De referir, ainda, que compulsada a acta da audiência de discussão e julgamento, dela nada consta no sentido de que qualquer das partes se tenha querido aproveitar de qualquer outro facto que resultasse da instrução da causa, nos termos do disposto no artigo 5.º do NCPC.

Não obstante isso, como já referido, na sentença recorrida veio a considerar-se como decisivo para a procedência da acção, o facto de se vir a fazer um diferente enquadramento jurídico, à luz da qual, veio a ser apreciada e decidida a pretensão do autor.

O que ocorreu, reitera-se, sem que disso se tenha dado qualquer conhecimento prévio às partes, principalmente à ré, o que, segundo cremos, constitui uma “decisão-surpresa”, que viola, frontalmente, o princípio do contraditório, plasmado no artigo 3.º, n.º 3, do NCPC.

Princípio, este que decorre do disposto nos artigos 3.º e 4.º do NCPC, de acordo com os quais o tribunal não pode resolver o conflito de interesses que a acção pressupõe sem que a resolução lhe seja pedida por uma das partes e a outra seja devidamente chamada para deduzir oposição, impondo-se, por isso, como regra e em consequência, a audição da parte, devendo o juiz, ao longo de todo o processo, observar e fazer cumprir, o princípio do contraditório, não lhe sendo lícito, salvo caso de manifesta necessidade, decidir questões de direito ou de facto, mesmo que de conhecimento oficioso, sem que as partes tenham tido a possibilidade de sobre elas se pronunciarem – artigo 3.º, n.º 3, do NCPC.

Sendo de salientar que este princípio mais não é do que uma decorrência do princípio da igualdade das partes plasmado no citado artigo 4.º, segundo o qual as partes, entre o mais ali referido, têm direito, ao longo de todo o processo, a lançar mão dos meios de defesa legalmente admissíveis. [...]

Ora, in casu, como resulta da leitura da petição inicial, o autor, configurou a acção e pedido deduzido, tendo como fundamento o facto de ter um projecto de vida em comum com a ré, que não veio a consolidar-se mas a que, deu causa, ao ter contribuído, monetariamente, para a construção de uma casa, edificada num terreno só pertença da ré, onde pretendiam vir a viver em conjunto.

(Anotações de caixas delimitadoras)

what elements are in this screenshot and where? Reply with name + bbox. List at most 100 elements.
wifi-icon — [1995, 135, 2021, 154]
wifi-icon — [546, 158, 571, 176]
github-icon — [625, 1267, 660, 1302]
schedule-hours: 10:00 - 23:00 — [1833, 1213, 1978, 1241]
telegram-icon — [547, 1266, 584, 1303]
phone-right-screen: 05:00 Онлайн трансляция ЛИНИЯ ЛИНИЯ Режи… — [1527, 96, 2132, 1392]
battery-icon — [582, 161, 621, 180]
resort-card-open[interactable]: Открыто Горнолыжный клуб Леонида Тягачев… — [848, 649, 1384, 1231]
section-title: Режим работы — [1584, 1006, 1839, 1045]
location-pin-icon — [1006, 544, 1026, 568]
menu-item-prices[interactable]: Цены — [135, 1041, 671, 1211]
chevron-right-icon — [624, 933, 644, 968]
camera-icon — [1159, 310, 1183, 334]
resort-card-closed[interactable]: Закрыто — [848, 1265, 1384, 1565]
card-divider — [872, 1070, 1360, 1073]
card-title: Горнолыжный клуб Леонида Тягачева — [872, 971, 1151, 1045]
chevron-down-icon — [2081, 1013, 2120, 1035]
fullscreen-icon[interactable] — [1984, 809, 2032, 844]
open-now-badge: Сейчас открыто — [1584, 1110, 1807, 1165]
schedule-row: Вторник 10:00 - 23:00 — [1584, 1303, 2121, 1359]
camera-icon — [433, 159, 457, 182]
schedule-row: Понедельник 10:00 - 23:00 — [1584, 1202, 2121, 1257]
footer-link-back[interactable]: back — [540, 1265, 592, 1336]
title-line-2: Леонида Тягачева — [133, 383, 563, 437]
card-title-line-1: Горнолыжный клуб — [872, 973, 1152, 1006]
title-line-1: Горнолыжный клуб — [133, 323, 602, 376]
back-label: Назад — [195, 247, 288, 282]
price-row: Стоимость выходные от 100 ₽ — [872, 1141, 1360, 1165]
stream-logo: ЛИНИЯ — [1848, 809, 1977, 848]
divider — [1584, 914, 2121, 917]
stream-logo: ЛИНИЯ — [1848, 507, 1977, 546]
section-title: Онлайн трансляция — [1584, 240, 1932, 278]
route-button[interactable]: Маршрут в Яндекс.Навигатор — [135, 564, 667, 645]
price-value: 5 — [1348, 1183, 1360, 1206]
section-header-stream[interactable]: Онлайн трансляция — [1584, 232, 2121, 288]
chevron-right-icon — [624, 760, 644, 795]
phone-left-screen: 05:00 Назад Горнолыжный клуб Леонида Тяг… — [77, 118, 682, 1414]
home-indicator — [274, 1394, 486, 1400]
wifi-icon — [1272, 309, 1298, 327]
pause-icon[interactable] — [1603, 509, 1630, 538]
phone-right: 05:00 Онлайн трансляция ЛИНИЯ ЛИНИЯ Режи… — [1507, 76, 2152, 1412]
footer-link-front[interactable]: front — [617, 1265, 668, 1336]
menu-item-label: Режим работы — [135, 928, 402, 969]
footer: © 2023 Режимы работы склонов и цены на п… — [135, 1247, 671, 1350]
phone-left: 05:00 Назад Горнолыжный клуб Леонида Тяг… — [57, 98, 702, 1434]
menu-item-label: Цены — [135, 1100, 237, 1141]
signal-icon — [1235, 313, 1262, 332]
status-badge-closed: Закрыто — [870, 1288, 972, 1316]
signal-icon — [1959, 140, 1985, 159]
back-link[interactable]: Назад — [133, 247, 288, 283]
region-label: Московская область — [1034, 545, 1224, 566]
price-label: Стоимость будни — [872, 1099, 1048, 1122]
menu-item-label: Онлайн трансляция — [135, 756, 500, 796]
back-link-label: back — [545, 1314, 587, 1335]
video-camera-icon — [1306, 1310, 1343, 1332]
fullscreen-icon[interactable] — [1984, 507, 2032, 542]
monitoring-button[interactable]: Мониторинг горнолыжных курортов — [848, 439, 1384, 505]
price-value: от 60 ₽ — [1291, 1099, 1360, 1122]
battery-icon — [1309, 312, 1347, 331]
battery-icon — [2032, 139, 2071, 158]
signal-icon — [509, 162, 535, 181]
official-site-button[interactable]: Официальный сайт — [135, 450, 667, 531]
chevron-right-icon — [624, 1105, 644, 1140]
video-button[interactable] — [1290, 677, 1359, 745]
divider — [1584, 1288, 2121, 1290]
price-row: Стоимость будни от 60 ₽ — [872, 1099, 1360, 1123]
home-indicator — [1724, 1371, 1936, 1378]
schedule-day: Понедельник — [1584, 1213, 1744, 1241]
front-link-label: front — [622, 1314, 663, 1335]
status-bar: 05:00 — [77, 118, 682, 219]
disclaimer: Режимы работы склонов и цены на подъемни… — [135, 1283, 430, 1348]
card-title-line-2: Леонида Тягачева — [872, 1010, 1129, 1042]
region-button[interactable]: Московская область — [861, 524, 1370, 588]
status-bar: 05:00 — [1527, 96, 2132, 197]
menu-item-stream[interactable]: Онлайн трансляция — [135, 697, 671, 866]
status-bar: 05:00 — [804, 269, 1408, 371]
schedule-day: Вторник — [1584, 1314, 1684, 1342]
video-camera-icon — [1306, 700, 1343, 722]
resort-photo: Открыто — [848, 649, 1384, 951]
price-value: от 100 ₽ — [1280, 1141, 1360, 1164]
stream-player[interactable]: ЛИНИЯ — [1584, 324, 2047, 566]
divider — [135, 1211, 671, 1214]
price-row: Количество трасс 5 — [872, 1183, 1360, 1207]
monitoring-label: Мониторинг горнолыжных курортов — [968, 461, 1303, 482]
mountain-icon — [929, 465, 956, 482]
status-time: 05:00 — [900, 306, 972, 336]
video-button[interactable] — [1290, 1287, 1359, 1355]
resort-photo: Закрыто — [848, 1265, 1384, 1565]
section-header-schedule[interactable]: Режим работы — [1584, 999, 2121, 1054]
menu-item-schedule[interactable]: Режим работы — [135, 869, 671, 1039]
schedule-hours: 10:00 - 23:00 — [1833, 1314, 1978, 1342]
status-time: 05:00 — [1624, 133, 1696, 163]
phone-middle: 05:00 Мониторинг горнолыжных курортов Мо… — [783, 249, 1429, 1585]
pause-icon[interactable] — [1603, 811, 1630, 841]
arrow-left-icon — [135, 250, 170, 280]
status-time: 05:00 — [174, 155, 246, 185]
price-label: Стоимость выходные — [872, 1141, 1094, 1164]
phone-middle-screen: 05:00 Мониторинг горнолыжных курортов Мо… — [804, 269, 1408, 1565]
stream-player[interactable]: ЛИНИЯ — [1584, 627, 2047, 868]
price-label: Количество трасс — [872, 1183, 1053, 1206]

Instrução escrita A ::
Enumere todos os artigos do NCPC citados no excerto do documento.
Instrução escrita B ::
Prossiga com a redação do excerto do documento a partir da última frase apresentada.
Os dados constituem material independente do excerto.

Resultado do exercício A ::
- Artigo 3.º (incluindo o n.º 3)
- Artigo 4.º
- Artigo 5.º

Resultado do exercício B ::
Gorados tais intentos, pretende reaver da ré aquelas quantias, com base na indemnização por benfeitorias, sendo este o único fundamento/enquadramento jurídico em que assenta a sua pretensão.

Não estamos, como acima já referido, perante matéria de conhecimento oficioso.

Pelo que, salvo o devido respeito, não podia a M.ma Juiz a quo “convolar” a apreciação jurídica do modo como o fez, na decisão recorrida, sem disso dar conhecimento às partes, para que, as mesmas, em respeito pelo disposto no artigo 3.º, n.º 3, do CPC, quanto a tal se pronunciassem.

De resto, a alteração em apreço, na prática, até se traduz numa alteração da causa de pedir, não consentida – cf. artigo 265.º, n.º 1, do CPC.

No entanto e no que ora se impõe decidir, temos de concluir que a sentença recorrida, nos termos expostos, viola o princípio do contraditório, pelo que sofre da invocada nulidade.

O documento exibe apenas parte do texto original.